Facebook is about telling the world about 'me, me, me, me, look how great I am'
And you're using the regs's comments section to do exactly the same, however you want to fool yourself your not because, hey, you're better than Facebook, right?
I mean, leaving a comment on the Internet for others to read, well, that's just attention seeking, me, me, me, right? Not something you'd get caught doing, because you're so glorious.
> offering participants a link to an online survey
It sounds like the results were only drawn from the self-selected participants who then chose to fill in the survey. What about the moods of those who didn't? (and doesn't getting continuously harangued to fill in surveys tend to be depressing, too?)
Although this was only about FB - presumably to grab the attention of FB users and those in the media, I would hazard a guess that the same effect - if there actually is one - would be seen with all social media and forums.
Though you do have to ask: why would people continue to do something they didn't have to, if it made them unhappy?
I don't comment in order to get upvotes, but still... when I check for replies, I feel better if I see upvotes, than if I see downvtes, or even no upvotes. And that's just from people I don't know, not my "friends".
I guess people who actually "look for validation" through their friends' upvotes, would end up feeling pretty bad in no time.

[Structured page parsing data]
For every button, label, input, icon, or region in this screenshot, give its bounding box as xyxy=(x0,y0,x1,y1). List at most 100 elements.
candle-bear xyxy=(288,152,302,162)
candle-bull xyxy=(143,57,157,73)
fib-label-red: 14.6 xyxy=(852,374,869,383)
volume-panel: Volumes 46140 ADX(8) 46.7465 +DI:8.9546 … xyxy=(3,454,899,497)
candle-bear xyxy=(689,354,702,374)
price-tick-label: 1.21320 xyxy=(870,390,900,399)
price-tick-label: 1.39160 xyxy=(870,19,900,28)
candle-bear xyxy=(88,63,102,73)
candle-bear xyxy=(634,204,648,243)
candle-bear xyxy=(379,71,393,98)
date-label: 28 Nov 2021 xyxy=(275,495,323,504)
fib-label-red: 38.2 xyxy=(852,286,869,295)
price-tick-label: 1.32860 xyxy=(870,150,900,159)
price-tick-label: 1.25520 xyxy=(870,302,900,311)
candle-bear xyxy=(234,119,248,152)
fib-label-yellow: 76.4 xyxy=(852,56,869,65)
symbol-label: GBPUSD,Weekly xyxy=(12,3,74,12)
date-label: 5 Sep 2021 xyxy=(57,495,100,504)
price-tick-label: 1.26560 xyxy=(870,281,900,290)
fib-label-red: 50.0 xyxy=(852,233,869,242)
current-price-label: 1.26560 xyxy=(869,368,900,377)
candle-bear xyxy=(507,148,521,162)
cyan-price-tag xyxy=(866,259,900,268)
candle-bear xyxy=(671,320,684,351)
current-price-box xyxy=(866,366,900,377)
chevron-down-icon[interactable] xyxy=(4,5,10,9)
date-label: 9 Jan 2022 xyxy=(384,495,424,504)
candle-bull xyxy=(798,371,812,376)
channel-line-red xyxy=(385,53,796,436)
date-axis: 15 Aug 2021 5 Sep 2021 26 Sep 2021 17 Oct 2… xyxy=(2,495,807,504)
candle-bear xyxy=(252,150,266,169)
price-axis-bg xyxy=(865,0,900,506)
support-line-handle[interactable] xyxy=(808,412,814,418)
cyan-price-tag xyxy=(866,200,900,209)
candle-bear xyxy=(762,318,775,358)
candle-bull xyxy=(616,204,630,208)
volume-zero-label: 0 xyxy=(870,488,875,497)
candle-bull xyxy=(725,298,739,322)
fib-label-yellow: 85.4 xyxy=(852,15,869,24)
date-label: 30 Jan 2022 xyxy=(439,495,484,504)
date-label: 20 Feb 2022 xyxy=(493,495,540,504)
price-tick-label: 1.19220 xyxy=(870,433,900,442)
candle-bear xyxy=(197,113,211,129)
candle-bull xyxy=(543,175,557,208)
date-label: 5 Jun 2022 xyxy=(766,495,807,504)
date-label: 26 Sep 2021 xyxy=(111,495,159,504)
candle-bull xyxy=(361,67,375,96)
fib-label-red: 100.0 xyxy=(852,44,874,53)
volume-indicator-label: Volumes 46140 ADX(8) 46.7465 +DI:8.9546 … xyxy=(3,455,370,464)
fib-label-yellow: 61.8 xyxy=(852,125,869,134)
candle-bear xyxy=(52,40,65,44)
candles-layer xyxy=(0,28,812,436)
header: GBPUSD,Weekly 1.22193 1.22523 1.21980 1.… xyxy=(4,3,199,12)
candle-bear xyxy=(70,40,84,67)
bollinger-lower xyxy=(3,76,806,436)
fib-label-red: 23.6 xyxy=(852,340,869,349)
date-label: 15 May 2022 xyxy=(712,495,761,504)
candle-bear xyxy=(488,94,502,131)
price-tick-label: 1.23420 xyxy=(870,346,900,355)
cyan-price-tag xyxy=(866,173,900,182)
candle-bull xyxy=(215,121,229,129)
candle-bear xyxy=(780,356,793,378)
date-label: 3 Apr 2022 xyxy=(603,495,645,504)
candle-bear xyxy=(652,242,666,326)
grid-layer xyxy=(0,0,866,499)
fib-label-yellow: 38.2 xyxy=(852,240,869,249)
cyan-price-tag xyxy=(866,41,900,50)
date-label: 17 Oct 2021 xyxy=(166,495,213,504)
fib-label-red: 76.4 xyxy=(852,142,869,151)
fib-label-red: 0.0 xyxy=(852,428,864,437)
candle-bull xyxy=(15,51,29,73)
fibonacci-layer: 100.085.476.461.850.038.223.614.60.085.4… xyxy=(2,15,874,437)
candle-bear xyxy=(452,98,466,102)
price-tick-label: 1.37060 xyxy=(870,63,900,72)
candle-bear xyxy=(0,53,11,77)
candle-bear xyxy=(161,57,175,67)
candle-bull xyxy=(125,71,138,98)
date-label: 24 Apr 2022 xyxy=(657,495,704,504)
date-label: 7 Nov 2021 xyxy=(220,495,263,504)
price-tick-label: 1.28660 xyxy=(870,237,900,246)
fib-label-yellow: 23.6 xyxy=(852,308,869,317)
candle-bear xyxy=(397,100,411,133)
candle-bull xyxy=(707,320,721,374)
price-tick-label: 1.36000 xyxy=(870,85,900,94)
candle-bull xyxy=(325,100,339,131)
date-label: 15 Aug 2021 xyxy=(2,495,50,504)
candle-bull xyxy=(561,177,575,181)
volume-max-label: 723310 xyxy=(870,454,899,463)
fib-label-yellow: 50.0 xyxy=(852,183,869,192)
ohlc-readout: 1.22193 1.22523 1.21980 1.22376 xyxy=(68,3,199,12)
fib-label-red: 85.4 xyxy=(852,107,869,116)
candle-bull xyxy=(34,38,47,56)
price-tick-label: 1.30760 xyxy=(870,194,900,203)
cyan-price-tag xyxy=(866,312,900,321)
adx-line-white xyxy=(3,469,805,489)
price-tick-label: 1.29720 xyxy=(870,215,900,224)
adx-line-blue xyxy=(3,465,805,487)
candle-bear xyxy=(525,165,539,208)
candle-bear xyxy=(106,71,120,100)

[Exercises]
(A) Answer these questions from the reader comments on Facebook and mood:
(i) What were participants offered a link to?
(ii) Besides Facebook, where does one commenter guess the same effect would be seen?
(iii) When checking for replies, what does one commenter feel better seeing?
(B) Write a continuation of the reader comments on Facebook and mood, starting after the final comment.

[Per-task outputs]
(A)
(i) An online survey.
(ii) All social media and forums.
(iii) Upvotes.

(B)
Yep, I confess to having positive/negative feelings (if only temporary) depending on the reaction (or not) to what I post, but it isn't ultimately a big deal compared to the feelings someone ignored/disliked on Facebook could have.
Having a positive or negative response to communication with others is, to my mind, natural and desired : why else do we seek to communicate with people we barely know, or who are total strangers (apart from the desire to learn/teach)?
Those of us who actively use Google+ do so to find new people who share our existing interests and also to find new interests that we hadn't necessarily thought of before, people who use Facebook (in general) do so to whinge about their latest woes, post pics of their babies and pester you to play yet another crappy game that can't be played unless you have pester all your friends to join.
I've been spending less time on Facebook over the past month and I feel a lot better. This may be due to the fact that I've almost finished painting the outside of the house (helped by actually having a summer this month), sorted some plumbing, culled the weed farm (aka garden), walked the dog (much to his amazement) and quite a bit more. I'm knackered in the evenings, having also been at work all day, but there's a sense of achievement there.
Contrast this to the feelings of guilt if I've spent the whole evening messing around on Facebook when I'm aware at the end of the evening that I haven't accomplished anything. Sometimes that's just fine because most of us need a rest, but not when it's every night and the to-do list is getting ever longer.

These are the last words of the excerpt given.